**** Information given

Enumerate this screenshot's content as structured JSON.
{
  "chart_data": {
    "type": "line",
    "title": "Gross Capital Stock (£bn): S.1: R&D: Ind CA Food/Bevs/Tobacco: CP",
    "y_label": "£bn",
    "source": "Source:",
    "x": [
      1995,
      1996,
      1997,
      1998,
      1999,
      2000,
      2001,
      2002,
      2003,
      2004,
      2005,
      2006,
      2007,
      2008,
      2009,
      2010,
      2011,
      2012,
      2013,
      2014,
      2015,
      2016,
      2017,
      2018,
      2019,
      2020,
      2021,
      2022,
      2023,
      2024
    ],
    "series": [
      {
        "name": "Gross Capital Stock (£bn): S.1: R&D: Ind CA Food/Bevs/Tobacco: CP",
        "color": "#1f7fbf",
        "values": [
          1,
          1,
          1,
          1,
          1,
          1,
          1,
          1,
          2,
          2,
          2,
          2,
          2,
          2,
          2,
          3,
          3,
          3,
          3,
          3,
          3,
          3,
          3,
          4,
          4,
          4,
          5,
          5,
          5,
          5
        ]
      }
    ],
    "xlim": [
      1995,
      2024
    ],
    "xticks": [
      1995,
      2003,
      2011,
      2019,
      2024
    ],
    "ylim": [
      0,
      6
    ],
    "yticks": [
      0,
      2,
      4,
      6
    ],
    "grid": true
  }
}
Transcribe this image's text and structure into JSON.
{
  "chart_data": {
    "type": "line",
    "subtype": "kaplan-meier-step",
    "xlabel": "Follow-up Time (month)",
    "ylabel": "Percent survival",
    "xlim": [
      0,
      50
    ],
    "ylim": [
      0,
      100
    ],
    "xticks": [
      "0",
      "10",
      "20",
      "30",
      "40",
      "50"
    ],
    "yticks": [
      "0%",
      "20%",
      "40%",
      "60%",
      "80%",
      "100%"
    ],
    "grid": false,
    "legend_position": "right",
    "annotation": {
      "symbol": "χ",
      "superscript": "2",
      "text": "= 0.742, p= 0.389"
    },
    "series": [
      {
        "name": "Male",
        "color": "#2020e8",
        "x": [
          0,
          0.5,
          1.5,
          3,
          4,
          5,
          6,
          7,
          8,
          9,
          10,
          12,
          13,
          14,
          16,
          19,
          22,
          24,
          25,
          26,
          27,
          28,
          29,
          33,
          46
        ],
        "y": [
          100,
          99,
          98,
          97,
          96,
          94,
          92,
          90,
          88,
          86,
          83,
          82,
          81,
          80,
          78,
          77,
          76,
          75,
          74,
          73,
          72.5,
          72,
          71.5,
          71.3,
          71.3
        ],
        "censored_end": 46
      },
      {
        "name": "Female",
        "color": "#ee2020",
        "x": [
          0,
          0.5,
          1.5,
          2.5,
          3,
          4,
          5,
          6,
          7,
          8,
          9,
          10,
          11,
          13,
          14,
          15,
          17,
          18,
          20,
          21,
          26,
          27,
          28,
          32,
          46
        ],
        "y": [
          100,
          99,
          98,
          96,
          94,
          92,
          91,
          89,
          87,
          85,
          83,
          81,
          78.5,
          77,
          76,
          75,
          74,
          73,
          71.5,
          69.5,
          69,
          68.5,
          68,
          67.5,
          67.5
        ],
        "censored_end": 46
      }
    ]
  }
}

********

**What you are asked to do**
Repeat the material word for word, in full.

**Written response**
Enumerate this screenshot's content as structured JSON.
{
  "chart_data": {
    "type": "line",
    "title": "Gross Capital Stock (£bn): S.1: R&D: Ind CA Food/Bevs/Tobacco: CP",
    "y_label": "£bn",
    "source": "Source:",
    "x": [
      1995,
      1996,
      1997,
      1998,
      1999,
      2000,
      2001,
      2002,
      2003,
      2004,
      2005,
      2006,
      2007,
      2008,
      2009,
      2010,
      2011,
      2012,
      2013,
      2014,
      2015,
      2016,
      2017,
      2018,
      2019,
      2020,
      2021,
      2022,
      2023,
      2024
    ],
    "series": [
      {
        "name": "Gross Capital Stock (£bn): S.1: R&D: Ind CA Food/Bevs/Tobacco: CP",
        "color": "#1f7fbf",
        "values": [
          1,
          1,
          1,
          1,
          1,
          1,
          1,
          1,
          2,
          2,
          2,
          2,
          2,
          2,
          2,
          3,
          3,
          3,
          3,
          3,
          3,
          3,
          3,
          4,
          4,
          4,
          5,
          5,
          5,
          5
        ]
      }
    ],
    "xlim": [
      1995,
      2024
    ],
    "xticks": [
      1995,
      2003,
      2011,
      2019,
      2024
    ],
    "ylim": [
      0,
      6
    ],
    "yticks": [
      0,
      2,
      4,
      6
    ],
    "grid": true
  }
}
Transcribe this image's text and structure into JSON.
{
  "chart_data": {
    "type": "line",
    "subtype": "kaplan-meier-step",
    "xlabel": "Follow-up Time (month)",
    "ylabel": "Percent survival",
    "xlim": [
      0,
      50
    ],
    "ylim": [
      0,
      100
    ],
    "xticks": [
      "0",
      "10",
      "20",
      "30",
      "40",
      "50"
    ],
    "yticks": [
      "0%",
      "20%",
      "40%",
      "60%",
      "80%",
      "100%"
    ],
    "grid": false,
    "legend_position": "right",
    "annotation": {
      "symbol": "χ",
      "superscript": "2",
      "text": "= 0.742, p= 0.389"
    },
    "series": [
      {
        "name": "Male",
        "color": "#2020e8",
        "x": [
          0,
          0.5,
          1.5,
          3,
          4,
          5,
          6,
          7,
          8,
          9,
          10,
          12,
          13,
          14,
          16,
          19,
          22,
          24,
          25,
          26,
          27,
          28,
          29,
          33,
          46
        ],
        "y": [
          100,
          99,
          98,
          97,
          96,
          94,
          92,
          90,
          88,
          86,
          83,
          82,
          81,
          80,
          78,
          77,
          76,
          75,
          74,
          73,
          72.5,
          72,
          71.5,
          71.3,
          71.3
        ],
        "censored_end": 46
      },
      {
        "name": "Female",
        "color": "#ee2020",
        "x": [
          0,
          0.5,
          1.5,
          2.5,
          3,
          4,
          5,
          6,
          7,
          8,
          9,
          10,
          11,
          13,
          14,
          15,
          17,
          18,
          20,
          21,
          26,
          27,
          28,
          32,
          46
        ],
        "y": [
          100,
          99,
          98,
          96,
          94,
          92,
          91,
          89,
          87,
          85,
          83,
          81,
          78.5,
          77,
          76,
          75,
          74,
          73,
          71.5,
          69.5,
          69,
          68.5,
          68,
          67.5,
          67.5
        ],
        "censored_end": 46
      }
    ]
  }
}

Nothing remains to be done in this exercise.